◆ The exercise ◆
Below is a block of records; reproduce all of them exactly and leave out any pictures.

— BEGIN Exercise input —

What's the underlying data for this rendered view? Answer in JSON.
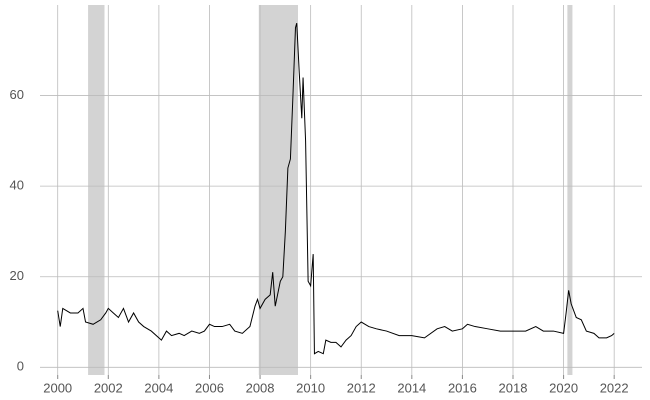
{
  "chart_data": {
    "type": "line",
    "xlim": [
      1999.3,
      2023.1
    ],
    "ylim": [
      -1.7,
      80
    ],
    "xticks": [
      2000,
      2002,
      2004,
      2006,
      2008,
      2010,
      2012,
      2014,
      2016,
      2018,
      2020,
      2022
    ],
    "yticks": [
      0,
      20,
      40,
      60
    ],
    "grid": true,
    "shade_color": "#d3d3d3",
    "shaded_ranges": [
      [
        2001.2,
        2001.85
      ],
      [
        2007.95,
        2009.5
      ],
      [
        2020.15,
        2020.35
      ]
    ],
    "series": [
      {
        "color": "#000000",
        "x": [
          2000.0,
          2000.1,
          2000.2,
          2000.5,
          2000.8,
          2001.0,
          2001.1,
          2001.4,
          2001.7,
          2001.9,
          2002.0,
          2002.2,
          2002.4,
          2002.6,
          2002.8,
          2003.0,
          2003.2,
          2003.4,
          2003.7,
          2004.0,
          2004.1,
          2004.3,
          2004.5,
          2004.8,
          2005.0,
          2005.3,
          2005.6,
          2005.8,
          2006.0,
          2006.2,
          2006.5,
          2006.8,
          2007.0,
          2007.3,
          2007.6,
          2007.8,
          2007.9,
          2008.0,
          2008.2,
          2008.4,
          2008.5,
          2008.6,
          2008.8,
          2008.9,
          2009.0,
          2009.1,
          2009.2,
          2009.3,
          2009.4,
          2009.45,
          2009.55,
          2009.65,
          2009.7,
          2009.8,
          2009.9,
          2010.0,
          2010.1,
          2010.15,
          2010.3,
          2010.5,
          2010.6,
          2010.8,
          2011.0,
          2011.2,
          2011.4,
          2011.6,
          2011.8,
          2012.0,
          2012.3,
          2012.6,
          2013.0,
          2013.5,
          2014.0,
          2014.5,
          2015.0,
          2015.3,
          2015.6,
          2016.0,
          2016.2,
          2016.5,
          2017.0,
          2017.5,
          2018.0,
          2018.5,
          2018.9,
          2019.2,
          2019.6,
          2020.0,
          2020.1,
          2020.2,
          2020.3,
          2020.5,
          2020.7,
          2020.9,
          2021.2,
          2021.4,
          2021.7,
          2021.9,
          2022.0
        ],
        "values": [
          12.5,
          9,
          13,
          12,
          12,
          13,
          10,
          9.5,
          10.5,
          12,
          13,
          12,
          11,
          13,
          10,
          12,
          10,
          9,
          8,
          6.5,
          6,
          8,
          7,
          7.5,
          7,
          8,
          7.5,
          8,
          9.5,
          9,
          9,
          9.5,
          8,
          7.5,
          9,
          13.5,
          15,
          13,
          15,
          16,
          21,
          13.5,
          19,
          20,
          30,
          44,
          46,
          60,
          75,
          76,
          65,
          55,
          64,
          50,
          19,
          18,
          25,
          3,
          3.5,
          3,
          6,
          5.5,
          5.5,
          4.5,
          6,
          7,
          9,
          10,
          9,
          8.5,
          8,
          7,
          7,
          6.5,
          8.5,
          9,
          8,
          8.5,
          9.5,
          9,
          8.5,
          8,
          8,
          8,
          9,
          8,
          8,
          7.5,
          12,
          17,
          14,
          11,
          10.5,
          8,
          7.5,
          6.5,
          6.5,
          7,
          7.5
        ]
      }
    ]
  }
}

— END Exercise input —

◆ Answer to the task ◆
What's the underlying data for this rendered view? Answer in JSON.
{
  "chart_data": {
    "type": "line",
    "xlim": [
      1999.3,
      2023.1
    ],
    "ylim": [
      -1.7,
      80
    ],
    "xticks": [
      2000,
      2002,
      2004,
      2006,
      2008,
      2010,
      2012,
      2014,
      2016,
      2018,
      2020,
      2022
    ],
    "yticks": [
      0,
      20,
      40,
      60
    ],
    "grid": true,
    "shade_color": "#d3d3d3",
    "shaded_ranges": [
      [
        2001.2,
        2001.85
      ],
      [
        2007.95,
        2009.5
      ],
      [
        2020.15,
        2020.35
      ]
    ],
    "series": [
      {
        "color": "#000000",
        "x": [
          2000.0,
          2000.1,
          2000.2,
          2000.5,
          2000.8,
          2001.0,
          2001.1,
          2001.4,
          2001.7,
          2001.9,
          2002.0,
          2002.2,
          2002.4,
          2002.6,
          2002.8,
          2003.0,
          2003.2,
          2003.4,
          2003.7,
          2004.0,
          2004.1,
          2004.3,
          2004.5,
          2004.8,
          2005.0,
          2005.3,
          2005.6,
          2005.8,
          2006.0,
          2006.2,
          2006.5,
          2006.8,
          2007.0,
          2007.3,
          2007.6,
          2007.8,
          2007.9,
          2008.0,
          2008.2,
          2008.4,
          2008.5,
          2008.6,
          2008.8,
          2008.9,
          2009.0,
          2009.1,
          2009.2,
          2009.3,
          2009.4,
          2009.45,
          2009.55,
          2009.65,
          2009.7,
          2009.8,
          2009.9,
          2010.0,
          2010.1,
          2010.15,
          2010.3,
          2010.5,
          2010.6,
          2010.8,
          2011.0,
          2011.2,
          2011.4,
          2011.6,
          2011.8,
          2012.0,
          2012.3,
          2012.6,
          2013.0,
          2013.5,
          2014.0,
          2014.5,
          2015.0,
          2015.3,
          2015.6,
          2016.0,
          2016.2,
          2016.5,
          2017.0,
          2017.5,
          2018.0,
          2018.5,
          2018.9,
          2019.2,
          2019.6,
          2020.0,
          2020.1,
          2020.2,
          2020.3,
          2020.5,
          2020.7,
          2020.9,
          2021.2,
          2021.4,
          2021.7,
          2021.9,
          2022.0
        ],
        "values": [
          12.5,
          9,
          13,
          12,
          12,
          13,
          10,
          9.5,
          10.5,
          12,
          13,
          12,
          11,
          13,
          10,
          12,
          10,
          9,
          8,
          6.5,
          6,
          8,
          7,
          7.5,
          7,
          8,
          7.5,
          8,
          9.5,
          9,
          9,
          9.5,
          8,
          7.5,
          9,
          13.5,
          15,
          13,
          15,
          16,
          21,
          13.5,
          19,
          20,
          30,
          44,
          46,
          60,
          75,
          76,
          65,
          55,
          64,
          50,
          19,
          18,
          25,
          3,
          3.5,
          3,
          6,
          5.5,
          5.5,
          4.5,
          6,
          7,
          9,
          10,
          9,
          8.5,
          8,
          7,
          7,
          6.5,
          8.5,
          9,
          8,
          8.5,
          9.5,
          9,
          8.5,
          8,
          8,
          8,
          9,
          8,
          8,
          7.5,
          12,
          17,
          14,
          11,
          10.5,
          8,
          7.5,
          6.5,
          6.5,
          7,
          7.5
        ]
      }
    ]
  }
}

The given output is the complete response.